**EXERCISE DIRECTIONS**
Scan the data below and pick out the lines containing the word "Batería".

[Stored items from a collection]
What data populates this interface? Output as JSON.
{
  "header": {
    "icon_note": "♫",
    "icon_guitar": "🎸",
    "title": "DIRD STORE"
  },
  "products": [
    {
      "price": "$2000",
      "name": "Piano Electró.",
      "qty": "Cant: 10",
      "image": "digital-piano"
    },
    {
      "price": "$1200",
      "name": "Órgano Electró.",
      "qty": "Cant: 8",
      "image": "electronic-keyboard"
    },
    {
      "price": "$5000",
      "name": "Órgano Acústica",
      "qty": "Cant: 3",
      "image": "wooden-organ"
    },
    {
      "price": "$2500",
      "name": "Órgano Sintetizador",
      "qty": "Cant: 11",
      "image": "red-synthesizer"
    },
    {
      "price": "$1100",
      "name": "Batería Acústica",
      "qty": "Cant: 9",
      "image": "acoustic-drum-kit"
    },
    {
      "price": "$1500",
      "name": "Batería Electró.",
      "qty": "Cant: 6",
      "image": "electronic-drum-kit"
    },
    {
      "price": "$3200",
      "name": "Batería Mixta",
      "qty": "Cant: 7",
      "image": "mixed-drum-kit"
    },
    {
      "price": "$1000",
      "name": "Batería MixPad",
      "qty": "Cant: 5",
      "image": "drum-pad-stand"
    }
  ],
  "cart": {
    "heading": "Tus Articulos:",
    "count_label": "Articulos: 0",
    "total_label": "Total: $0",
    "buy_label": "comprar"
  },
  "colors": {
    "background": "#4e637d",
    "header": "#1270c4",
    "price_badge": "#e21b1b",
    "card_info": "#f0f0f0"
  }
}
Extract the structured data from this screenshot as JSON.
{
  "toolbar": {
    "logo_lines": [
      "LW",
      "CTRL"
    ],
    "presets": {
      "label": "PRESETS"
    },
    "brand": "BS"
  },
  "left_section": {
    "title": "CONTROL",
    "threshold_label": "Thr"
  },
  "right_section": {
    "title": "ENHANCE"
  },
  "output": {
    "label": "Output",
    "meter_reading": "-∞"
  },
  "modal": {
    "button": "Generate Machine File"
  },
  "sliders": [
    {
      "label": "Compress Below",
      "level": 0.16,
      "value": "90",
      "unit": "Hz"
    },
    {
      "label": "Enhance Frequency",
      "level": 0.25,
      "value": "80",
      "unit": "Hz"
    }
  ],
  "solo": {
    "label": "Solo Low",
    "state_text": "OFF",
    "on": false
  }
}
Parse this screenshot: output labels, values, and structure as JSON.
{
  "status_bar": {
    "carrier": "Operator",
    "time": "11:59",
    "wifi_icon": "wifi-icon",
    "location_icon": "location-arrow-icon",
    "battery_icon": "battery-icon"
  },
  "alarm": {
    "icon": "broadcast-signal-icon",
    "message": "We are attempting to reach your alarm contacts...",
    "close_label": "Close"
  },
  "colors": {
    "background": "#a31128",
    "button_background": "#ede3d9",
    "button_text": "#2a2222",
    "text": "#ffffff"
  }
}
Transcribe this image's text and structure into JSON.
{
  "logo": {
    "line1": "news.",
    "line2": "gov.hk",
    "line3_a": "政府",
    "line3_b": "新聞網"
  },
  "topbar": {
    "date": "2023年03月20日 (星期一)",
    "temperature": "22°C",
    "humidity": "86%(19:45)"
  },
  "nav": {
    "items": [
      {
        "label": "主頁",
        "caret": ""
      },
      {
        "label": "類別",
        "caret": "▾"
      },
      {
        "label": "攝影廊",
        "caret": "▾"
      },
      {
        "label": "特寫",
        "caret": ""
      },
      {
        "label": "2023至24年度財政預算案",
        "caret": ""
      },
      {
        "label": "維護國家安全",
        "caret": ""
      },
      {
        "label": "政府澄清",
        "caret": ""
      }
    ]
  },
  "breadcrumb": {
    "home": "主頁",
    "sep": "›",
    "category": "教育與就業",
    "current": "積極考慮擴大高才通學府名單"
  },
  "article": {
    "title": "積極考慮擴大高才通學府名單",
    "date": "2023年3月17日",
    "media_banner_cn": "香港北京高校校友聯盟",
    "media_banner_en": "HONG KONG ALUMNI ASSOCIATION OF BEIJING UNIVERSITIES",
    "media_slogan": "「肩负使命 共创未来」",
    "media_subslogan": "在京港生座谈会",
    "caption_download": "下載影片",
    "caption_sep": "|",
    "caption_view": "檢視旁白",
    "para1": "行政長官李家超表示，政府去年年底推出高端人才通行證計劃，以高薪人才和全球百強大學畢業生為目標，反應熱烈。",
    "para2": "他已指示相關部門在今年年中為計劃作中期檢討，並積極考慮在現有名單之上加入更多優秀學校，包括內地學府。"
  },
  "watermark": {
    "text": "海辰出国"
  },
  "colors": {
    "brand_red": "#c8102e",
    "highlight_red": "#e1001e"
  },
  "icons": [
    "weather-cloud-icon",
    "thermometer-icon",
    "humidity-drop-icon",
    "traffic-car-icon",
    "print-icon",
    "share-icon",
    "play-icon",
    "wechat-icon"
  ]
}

**WRITTEN ANSWER**
      "name": "Batería Acústica",
      "name": "Batería Electró.",
      "name": "Batería Mixta",
      "name": "Batería MixPad",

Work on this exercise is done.